After spending several years searching for evidence, Howarth teamed up with Mark Z. Jacobson, a professor of civil and environmental engineering at Stanford University, to conduct their own research. The results, published in August 2021, indicate that in almost all cases, blue hydrogen ends up emitting more greenhouse gases compared to simply burning fossil gas directly for heating and industrial processes.

Several factors contribute to this counterintuitive result, Howarth said. The first is that wells, pipelines, compressor stations and other gas-delivery infrastructure leak methane, the primary component of fossil gas. Methane is a relatively short-lived but powerful greenhouse gas, with more than 80 times the global warming impact of carbon dioxide over a 20-year period.

“You can’t use natural gas without fugitive methane,” Howarth said. “It may not be a huge amount, but it has a huge climate impact.”

Other critics have also weighed in. For instance, the Ohio River Valley Institute responded to plans to provide $925 million to the Appalachian Regional Clean Hydrogen Hub. It’s beloved by Sen. Joe Manchin because it uses fossil fuel plus carbon capture to make blue hydrogen:

Research shows the carbon capture technology underlying ARCH2’s hydrogen hub proposal, which spans parts of West Virginia, southeastern Ohio, southwestern Pennsylvania, and eastern Kentucky, is a cost-prohibitive and ultimately ineffective means of decarbonization.

*EXERCISE GOAL*. Condense the paragraph of the excerpt on blue hydrogen that begins "Several factors contribute" into a shorter version, keeping its main facts. The items have no connection to the excerpt on blue hydrogen.

*SUPPLIED INFORMATION*.
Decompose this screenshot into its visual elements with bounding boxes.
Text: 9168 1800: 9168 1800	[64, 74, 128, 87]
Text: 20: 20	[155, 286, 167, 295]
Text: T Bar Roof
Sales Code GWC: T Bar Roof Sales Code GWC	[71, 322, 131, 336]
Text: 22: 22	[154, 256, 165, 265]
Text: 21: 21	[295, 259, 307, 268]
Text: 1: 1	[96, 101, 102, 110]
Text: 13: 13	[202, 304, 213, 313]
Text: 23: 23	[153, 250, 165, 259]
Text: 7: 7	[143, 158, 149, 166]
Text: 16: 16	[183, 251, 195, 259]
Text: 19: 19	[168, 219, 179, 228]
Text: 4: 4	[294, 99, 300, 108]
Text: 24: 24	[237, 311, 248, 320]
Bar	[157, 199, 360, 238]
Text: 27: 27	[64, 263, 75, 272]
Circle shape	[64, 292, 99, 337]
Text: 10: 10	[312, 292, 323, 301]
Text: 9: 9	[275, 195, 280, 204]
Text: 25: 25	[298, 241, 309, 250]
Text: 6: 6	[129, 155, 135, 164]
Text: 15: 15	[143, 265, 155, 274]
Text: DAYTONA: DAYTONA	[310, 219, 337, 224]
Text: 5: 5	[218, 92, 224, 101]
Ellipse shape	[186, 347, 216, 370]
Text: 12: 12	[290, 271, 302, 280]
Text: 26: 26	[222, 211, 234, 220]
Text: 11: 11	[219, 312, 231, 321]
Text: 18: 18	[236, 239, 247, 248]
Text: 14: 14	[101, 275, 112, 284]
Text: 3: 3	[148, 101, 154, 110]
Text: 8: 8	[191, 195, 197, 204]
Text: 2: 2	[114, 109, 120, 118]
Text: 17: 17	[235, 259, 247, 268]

*EXPECTED ANSWER*. Howarth cited several reasons for the counterintuitive result. First, wells, pipelines, compressor stations and other gas-delivery infrastructure leak methane, the main component of fossil gas. Methane is short-lived but potent, with more than 80 times the global warming impact of carbon dioxide over 20 years.